New Music: Nas, CSS, and The War on Drugs

The War on Drugs Wagonwheel Blues (Secretly Canadian)

We’re only halfway through 2008, but Philadelphia’s The War on Drugs claims one of this year’s most exciting debuts. On Wagonwheel Blues, songwriter Adam Granduciel precisely fuses together the best elements of rollicking folk and classic rock with experimental ambience and post-punk deconstruction. The disc coalesces shades of Dylan, Springsteen, Sonic Youth, and the Velvet Underground into a uniquely visceral musical reverie.

Several swirling instrumental moments pepper the album’s 45 minutes, conveying the record’s intricacies and emotional resonance. But Granduciel’s road-trip narratives, buoyed by textured arrangements rooted in harmonica, organ, and layers of guitars, are the driving force. Opening track “Arms Like Boulders” is a Dylanesque loose blues romp, while on “Taking the Farm,” Granduciel channels the Boss over locomotive percussion and droning keyboards. Daydream Nation atmospherics wash throughout “There Is No Urgency,” Granduciel’s reedy, trembling voice warning, “There’s trouble down here, there’s trouble down there, there’s trouble everywhere.” Trouble never sounded so inviting.

Though The War on Drugs seemingly came out of nowhere, many of these songs were recorded at various points over the past few years. Nevertheless, Wagonwheel Blues feels unified, the product of dingy, beer-stained American rock tradition and progressive experimentation. JONAH FLICKER

CSS Donkey (Sub Pop)

### [Given entries]
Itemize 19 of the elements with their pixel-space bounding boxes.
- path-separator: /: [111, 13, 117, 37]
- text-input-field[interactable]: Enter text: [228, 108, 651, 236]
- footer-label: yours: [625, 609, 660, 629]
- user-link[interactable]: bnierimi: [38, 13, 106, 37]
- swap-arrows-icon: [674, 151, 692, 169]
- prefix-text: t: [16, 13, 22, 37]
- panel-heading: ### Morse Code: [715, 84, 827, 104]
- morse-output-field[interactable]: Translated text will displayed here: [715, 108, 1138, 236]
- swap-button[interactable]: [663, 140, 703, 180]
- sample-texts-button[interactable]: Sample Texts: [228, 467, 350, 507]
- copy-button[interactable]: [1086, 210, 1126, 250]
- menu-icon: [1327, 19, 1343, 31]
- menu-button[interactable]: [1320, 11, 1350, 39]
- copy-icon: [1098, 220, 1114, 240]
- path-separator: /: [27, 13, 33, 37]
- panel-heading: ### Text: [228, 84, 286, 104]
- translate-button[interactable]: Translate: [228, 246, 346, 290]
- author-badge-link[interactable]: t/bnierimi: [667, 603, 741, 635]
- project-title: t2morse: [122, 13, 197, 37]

### [Complete the following]
1) According to the review, which label released Wagonwheel Blues?
2) Reproduce the review word for word, starting at "New Music: Nas, CSS, and" and ending at "visceral musical reverie.".
The items come from a different source than the review.

### [Task-by-task solutions]
1) Secretly Canadian

2)
New Music: Nas, CSS, and The War on Drugs

The War on Drugs Wagonwheel Blues (Secretly Canadian)

We’re only halfway through 2008, but Philadelphia’s The War on Drugs claims one of this year’s most exciting debuts. On Wagonwheel Blues, songwriter Adam Granduciel precisely fuses together the best elements of rollicking folk and classic rock with experimental ambience and post-punk deconstruction. The disc coalesces shades of Dylan, Springsteen, Sonic Youth, and the Velvet Underground into a uniquely visceral musical reverie.